• The task: Locate the lines that hold the string "followed". Copy every such line.

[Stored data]
========================================

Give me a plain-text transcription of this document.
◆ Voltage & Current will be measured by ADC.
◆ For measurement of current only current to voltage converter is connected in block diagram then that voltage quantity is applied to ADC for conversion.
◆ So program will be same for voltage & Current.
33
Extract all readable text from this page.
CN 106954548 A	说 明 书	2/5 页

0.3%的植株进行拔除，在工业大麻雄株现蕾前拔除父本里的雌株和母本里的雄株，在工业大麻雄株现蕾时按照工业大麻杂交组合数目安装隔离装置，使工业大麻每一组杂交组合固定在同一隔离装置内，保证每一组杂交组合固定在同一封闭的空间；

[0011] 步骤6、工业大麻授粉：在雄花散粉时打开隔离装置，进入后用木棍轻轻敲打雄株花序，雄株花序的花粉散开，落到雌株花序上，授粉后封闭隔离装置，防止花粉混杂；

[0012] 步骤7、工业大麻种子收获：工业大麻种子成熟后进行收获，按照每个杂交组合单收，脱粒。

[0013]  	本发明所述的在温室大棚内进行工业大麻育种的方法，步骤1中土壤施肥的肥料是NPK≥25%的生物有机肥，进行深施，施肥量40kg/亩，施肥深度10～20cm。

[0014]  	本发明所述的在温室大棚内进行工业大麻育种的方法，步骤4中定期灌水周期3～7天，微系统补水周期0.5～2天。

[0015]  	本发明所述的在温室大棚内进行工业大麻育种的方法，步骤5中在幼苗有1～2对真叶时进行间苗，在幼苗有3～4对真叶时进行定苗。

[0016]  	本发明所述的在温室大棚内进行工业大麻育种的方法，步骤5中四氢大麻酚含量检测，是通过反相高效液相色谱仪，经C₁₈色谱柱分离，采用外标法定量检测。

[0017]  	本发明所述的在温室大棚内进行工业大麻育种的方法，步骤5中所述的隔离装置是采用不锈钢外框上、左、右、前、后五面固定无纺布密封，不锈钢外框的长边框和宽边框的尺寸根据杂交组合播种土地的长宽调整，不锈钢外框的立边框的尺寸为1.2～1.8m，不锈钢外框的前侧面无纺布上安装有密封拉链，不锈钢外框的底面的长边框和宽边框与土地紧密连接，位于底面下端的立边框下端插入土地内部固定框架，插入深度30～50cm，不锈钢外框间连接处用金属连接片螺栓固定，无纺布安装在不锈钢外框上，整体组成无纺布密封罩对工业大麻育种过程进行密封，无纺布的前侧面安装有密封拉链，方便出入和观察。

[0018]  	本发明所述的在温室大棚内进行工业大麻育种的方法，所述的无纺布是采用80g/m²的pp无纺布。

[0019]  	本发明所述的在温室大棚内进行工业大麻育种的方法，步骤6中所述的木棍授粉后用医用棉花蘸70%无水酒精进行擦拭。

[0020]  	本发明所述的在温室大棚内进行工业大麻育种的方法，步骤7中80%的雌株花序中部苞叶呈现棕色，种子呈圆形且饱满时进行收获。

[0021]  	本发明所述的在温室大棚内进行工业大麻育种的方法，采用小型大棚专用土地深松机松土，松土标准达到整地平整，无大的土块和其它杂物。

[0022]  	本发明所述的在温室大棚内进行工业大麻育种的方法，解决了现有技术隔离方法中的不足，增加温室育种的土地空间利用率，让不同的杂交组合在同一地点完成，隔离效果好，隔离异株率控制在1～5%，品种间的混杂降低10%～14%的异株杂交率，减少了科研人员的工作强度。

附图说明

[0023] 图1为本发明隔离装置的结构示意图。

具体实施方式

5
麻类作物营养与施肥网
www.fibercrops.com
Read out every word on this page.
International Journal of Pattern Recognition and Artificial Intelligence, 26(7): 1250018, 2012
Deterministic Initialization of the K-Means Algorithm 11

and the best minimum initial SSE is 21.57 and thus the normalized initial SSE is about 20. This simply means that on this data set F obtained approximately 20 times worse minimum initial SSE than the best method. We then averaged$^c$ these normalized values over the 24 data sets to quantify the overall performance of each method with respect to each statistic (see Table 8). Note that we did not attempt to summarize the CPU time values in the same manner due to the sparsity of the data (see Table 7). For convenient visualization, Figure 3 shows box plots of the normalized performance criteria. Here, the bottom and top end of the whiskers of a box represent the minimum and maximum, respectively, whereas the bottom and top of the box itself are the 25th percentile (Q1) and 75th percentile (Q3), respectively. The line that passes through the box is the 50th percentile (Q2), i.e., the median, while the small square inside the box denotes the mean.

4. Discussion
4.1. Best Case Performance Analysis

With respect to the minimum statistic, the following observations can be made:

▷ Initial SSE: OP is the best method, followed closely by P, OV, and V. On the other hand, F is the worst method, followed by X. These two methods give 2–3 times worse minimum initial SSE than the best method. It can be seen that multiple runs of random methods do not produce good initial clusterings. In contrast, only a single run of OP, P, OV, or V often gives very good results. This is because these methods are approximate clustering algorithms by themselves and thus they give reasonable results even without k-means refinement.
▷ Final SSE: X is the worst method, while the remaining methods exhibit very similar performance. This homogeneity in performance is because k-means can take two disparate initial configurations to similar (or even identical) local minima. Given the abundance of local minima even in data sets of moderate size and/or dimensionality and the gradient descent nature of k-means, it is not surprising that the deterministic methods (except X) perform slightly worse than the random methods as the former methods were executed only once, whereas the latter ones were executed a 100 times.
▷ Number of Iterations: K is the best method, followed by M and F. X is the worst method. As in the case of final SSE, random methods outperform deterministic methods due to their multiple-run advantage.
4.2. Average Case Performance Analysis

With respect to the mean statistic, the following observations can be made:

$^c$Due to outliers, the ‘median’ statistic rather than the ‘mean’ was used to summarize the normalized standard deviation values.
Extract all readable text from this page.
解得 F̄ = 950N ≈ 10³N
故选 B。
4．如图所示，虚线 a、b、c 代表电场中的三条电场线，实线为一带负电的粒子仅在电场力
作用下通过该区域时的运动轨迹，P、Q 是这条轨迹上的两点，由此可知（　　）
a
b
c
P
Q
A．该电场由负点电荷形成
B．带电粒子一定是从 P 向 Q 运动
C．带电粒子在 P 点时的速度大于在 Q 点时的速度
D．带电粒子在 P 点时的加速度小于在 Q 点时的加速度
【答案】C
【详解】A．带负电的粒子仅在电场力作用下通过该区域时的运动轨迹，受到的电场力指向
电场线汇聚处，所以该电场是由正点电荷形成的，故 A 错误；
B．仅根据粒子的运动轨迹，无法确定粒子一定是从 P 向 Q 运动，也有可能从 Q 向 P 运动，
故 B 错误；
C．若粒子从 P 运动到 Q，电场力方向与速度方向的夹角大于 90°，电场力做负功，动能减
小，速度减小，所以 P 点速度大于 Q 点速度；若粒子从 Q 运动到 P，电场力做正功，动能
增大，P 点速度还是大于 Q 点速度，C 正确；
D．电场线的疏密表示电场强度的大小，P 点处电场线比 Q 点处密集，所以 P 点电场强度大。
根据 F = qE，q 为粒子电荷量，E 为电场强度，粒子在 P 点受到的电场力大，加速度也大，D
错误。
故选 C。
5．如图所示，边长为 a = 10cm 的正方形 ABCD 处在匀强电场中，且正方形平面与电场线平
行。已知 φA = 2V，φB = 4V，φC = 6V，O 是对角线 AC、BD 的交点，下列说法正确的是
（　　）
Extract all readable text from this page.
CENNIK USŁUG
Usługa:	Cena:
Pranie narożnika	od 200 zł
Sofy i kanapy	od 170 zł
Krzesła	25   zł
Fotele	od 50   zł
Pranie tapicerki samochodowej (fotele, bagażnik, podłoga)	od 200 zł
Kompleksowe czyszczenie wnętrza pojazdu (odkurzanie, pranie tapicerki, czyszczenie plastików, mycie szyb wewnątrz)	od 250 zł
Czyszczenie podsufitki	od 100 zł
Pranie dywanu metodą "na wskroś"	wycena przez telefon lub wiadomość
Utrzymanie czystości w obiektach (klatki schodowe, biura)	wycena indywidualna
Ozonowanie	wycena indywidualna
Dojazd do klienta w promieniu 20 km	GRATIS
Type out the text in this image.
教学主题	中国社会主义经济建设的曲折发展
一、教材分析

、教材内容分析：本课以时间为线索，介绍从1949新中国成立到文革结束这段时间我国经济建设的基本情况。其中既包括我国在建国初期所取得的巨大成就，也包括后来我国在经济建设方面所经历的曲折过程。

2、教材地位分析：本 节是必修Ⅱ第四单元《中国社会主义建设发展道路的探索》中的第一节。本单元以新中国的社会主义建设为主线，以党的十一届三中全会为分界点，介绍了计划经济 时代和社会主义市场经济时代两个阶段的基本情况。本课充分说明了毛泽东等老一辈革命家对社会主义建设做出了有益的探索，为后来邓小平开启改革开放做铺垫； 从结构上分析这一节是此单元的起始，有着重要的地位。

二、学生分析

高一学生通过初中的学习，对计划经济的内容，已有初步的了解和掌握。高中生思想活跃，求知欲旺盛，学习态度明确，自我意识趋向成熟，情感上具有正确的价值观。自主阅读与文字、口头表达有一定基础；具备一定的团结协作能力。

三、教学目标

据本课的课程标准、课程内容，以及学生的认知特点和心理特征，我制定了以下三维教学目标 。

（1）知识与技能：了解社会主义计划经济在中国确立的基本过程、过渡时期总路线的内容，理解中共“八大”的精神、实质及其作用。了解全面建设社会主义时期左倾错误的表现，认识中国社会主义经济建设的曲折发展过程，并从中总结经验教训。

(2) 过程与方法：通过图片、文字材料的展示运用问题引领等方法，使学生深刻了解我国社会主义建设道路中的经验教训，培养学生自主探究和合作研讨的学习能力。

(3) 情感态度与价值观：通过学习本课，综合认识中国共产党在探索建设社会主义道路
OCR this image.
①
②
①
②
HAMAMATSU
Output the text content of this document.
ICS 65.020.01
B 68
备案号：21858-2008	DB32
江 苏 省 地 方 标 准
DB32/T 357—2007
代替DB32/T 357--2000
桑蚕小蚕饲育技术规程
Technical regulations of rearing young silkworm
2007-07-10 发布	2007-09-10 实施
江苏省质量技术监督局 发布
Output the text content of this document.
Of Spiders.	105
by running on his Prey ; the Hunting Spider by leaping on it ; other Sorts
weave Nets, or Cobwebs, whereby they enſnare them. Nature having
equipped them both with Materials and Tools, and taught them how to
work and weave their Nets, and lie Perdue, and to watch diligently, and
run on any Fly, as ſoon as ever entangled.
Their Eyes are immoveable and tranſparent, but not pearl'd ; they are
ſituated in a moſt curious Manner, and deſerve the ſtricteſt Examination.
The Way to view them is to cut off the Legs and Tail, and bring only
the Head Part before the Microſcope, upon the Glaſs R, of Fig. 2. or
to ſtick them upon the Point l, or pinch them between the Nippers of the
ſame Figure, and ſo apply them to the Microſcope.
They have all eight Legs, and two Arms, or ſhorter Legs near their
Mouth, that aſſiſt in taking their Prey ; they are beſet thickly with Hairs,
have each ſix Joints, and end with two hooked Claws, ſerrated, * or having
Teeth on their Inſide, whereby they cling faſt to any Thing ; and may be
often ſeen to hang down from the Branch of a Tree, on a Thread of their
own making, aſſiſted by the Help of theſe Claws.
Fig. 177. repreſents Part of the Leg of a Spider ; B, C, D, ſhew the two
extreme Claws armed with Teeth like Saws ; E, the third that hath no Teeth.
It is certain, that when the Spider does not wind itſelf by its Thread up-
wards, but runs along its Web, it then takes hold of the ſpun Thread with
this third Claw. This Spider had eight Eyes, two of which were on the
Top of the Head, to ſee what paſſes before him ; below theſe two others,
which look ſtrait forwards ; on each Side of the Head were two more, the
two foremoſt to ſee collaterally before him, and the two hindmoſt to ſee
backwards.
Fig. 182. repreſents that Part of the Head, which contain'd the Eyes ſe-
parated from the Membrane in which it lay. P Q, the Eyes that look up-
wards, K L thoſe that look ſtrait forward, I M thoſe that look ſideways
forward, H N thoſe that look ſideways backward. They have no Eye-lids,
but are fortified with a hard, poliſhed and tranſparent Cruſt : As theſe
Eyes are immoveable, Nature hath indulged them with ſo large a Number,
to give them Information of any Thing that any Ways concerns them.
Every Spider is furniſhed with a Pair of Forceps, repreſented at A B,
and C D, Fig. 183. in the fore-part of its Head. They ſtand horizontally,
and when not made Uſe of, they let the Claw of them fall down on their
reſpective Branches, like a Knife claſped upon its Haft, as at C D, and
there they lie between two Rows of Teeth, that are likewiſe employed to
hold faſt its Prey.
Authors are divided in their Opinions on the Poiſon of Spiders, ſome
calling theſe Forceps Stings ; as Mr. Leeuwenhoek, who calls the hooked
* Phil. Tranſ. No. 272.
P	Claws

========================================

• Finished answer:
▷ Initial SSE: OP is the best method, followed closely by P, OV, and V. On the other hand, F is the worst method, followed by X. These two methods give 2–3 times worse minimum initial SSE than the best method. It can be seen that multiple runs of random methods do not produce good initial clusterings. In contrast, only a single run of OP, P, OV, or V often gives very good results. This is because these methods are approximate clustering algorithms by themselves and thus they give reasonable results even without k-means refinement.
▷ Number of Iterations: K is the best method, followed by M and F. X is the worst method. As in the case of final SSE, random methods outperform deterministic methods due to their multiple-run advantage.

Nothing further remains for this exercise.